== Listed records ==
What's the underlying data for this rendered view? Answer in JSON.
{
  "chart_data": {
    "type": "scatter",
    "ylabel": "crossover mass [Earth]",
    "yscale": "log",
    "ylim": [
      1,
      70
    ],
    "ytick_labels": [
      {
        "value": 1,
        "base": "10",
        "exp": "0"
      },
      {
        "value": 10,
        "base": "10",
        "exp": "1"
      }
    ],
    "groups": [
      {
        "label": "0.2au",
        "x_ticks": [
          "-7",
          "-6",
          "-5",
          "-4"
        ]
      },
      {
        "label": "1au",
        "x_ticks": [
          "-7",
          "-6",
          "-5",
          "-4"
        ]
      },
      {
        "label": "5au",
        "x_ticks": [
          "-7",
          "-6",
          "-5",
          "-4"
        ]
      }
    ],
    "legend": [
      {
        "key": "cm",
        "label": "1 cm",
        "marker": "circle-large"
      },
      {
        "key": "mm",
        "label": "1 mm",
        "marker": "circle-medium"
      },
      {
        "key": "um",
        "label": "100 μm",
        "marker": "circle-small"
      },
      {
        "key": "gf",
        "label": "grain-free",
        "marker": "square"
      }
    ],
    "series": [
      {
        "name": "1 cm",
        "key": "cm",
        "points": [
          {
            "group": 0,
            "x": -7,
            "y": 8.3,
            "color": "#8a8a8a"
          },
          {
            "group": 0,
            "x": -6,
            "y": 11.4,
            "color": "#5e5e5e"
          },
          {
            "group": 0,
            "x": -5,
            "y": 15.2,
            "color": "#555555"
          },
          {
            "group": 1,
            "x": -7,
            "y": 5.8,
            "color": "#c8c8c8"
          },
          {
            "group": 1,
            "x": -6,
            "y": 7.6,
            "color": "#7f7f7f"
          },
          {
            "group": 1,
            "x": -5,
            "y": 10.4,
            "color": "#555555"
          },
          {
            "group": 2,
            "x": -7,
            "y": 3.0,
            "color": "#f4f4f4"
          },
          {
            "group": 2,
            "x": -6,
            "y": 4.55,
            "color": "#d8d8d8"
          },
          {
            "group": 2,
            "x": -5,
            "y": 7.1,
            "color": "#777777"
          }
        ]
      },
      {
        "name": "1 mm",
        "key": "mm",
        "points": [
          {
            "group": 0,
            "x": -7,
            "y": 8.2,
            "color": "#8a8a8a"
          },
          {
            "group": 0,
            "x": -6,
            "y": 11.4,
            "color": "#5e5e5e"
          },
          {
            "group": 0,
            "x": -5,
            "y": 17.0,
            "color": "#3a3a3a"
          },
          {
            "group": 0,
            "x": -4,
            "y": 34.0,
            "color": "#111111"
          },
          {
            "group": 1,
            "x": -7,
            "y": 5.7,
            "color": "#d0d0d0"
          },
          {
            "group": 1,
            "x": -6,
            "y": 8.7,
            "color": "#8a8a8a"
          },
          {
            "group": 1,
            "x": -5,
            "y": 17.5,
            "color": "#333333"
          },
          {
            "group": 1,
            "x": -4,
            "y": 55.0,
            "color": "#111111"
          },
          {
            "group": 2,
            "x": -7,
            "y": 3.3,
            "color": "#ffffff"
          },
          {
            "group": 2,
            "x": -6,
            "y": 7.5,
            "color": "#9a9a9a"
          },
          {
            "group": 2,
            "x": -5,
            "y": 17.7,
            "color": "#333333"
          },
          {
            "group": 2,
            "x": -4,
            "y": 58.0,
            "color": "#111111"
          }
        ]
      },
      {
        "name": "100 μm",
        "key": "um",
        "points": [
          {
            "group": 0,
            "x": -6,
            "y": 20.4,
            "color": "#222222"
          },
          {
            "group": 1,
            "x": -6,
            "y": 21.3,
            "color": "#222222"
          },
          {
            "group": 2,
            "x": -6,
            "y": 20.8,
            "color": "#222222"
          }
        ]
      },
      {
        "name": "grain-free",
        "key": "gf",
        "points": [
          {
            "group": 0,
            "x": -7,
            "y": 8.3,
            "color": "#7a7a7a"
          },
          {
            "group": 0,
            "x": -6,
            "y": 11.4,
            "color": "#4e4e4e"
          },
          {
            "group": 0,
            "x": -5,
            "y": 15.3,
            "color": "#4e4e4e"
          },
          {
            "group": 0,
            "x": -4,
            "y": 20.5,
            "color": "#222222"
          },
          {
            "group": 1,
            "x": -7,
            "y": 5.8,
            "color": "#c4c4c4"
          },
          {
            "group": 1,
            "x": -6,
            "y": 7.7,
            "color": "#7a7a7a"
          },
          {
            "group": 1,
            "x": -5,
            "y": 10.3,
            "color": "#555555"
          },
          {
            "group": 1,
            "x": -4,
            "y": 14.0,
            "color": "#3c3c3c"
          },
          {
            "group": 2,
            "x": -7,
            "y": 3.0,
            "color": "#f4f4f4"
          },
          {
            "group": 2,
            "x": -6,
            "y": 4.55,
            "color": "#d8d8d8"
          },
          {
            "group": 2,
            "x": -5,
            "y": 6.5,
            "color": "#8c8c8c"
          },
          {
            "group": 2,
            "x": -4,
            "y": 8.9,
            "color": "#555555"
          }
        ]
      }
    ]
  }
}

== Task description ==
Above are some records. Print them all exactly.

== Reply to the exercise ==
What's the underlying data for this rendered view? Answer in JSON.
{
  "chart_data": {
    "type": "scatter",
    "ylabel": "crossover mass [Earth]",
    "yscale": "log",
    "ylim": [
      1,
      70
    ],
    "ytick_labels": [
      {
        "value": 1,
        "base": "10",
        "exp": "0"
      },
      {
        "value": 10,
        "base": "10",
        "exp": "1"
      }
    ],
    "groups": [
      {
        "label": "0.2au",
        "x_ticks": [
          "-7",
          "-6",
          "-5",
          "-4"
        ]
      },
      {
        "label": "1au",
        "x_ticks": [
          "-7",
          "-6",
          "-5",
          "-4"
        ]
      },
      {
        "label": "5au",
        "x_ticks": [
          "-7",
          "-6",
          "-5",
          "-4"
        ]
      }
    ],
    "legend": [
      {
        "key": "cm",
        "label": "1 cm",
        "marker": "circle-large"
      },
      {
        "key": "mm",
        "label": "1 mm",
        "marker": "circle-medium"
      },
      {
        "key": "um",
        "label": "100 μm",
        "marker": "circle-small"
      },
      {
        "key": "gf",
        "label": "grain-free",
        "marker": "square"
      }
    ],
    "series": [
      {
        "name": "1 cm",
        "key": "cm",
        "points": [
          {
            "group": 0,
            "x": -7,
            "y": 8.3,
            "color": "#8a8a8a"
          },
          {
            "group": 0,
            "x": -6,
            "y": 11.4,
            "color": "#5e5e5e"
          },
          {
            "group": 0,
            "x": -5,
            "y": 15.2,
            "color": "#555555"
          },
          {
            "group": 1,
            "x": -7,
            "y": 5.8,
            "color": "#c8c8c8"
          },
          {
            "group": 1,
            "x": -6,
            "y": 7.6,
            "color": "#7f7f7f"
          },
          {
            "group": 1,
            "x": -5,
            "y": 10.4,
            "color": "#555555"
          },
          {
            "group": 2,
            "x": -7,
            "y": 3.0,
            "color": "#f4f4f4"
          },
          {
            "group": 2,
            "x": -6,
            "y": 4.55,
            "color": "#d8d8d8"
          },
          {
            "group": 2,
            "x": -5,
            "y": 7.1,
            "color": "#777777"
          }
        ]
      },
      {
        "name": "1 mm",
        "key": "mm",
        "points": [
          {
            "group": 0,
            "x": -7,
            "y": 8.2,
            "color": "#8a8a8a"
          },
          {
            "group": 0,
            "x": -6,
            "y": 11.4,
            "color": "#5e5e5e"
          },
          {
            "group": 0,
            "x": -5,
            "y": 17.0,
            "color": "#3a3a3a"
          },
          {
            "group": 0,
            "x": -4,
            "y": 34.0,
            "color": "#111111"
          },
          {
            "group": 1,
            "x": -7,
            "y": 5.7,
            "color": "#d0d0d0"
          },
          {
            "group": 1,
            "x": -6,
            "y": 8.7,
            "color": "#8a8a8a"
          },
          {
            "group": 1,
            "x": -5,
            "y": 17.5,
            "color": "#333333"
          },
          {
            "group": 1,
            "x": -4,
            "y": 55.0,
            "color": "#111111"
          },
          {
            "group": 2,
            "x": -7,
            "y": 3.3,
            "color": "#ffffff"
          },
          {
            "group": 2,
            "x": -6,
            "y": 7.5,
            "color": "#9a9a9a"
          },
          {
            "group": 2,
            "x": -5,
            "y": 17.7,
            "color": "#333333"
          },
          {
            "group": 2,
            "x": -4,
            "y": 58.0,
            "color": "#111111"
          }
        ]
      },
      {
        "name": "100 μm",
        "key": "um",
        "points": [
          {
            "group": 0,
            "x": -6,
            "y": 20.4,
            "color": "#222222"
          },
          {
            "group": 1,
            "x": -6,
            "y": 21.3,
            "color": "#222222"
          },
          {
            "group": 2,
            "x": -6,
            "y": 20.8,
            "color": "#222222"
          }
        ]
      },
      {
        "name": "grain-free",
        "key": "gf",
        "points": [
          {
            "group": 0,
            "x": -7,
            "y": 8.3,
            "color": "#7a7a7a"
          },
          {
            "group": 0,
            "x": -6,
            "y": 11.4,
            "color": "#4e4e4e"
          },
          {
            "group": 0,
            "x": -5,
            "y": 15.3,
            "color": "#4e4e4e"
          },
          {
            "group": 0,
            "x": -4,
            "y": 20.5,
            "color": "#222222"
          },
          {
            "group": 1,
            "x": -7,
            "y": 5.8,
            "color": "#c4c4c4"
          },
          {
            "group": 1,
            "x": -6,
            "y": 7.7,
            "color": "#7a7a7a"
          },
          {
            "group": 1,
            "x": -5,
            "y": 10.3,
            "color": "#555555"
          },
          {
            "group": 1,
            "x": -4,
            "y": 14.0,
            "color": "#3c3c3c"
          },
          {
            "group": 2,
            "x": -7,
            "y": 3.0,
            "color": "#f4f4f4"
          },
          {
            "group": 2,
            "x": -6,
            "y": 4.55,
            "color": "#d8d8d8"
          },
          {
            "group": 2,
            "x": -5,
            "y": 6.5,
            "color": "#8c8c8c"
          },
          {
            "group": 2,
            "x": -4,
            "y": 8.9,
            "color": "#555555"
          }
        ]
      }
    ]
  }
}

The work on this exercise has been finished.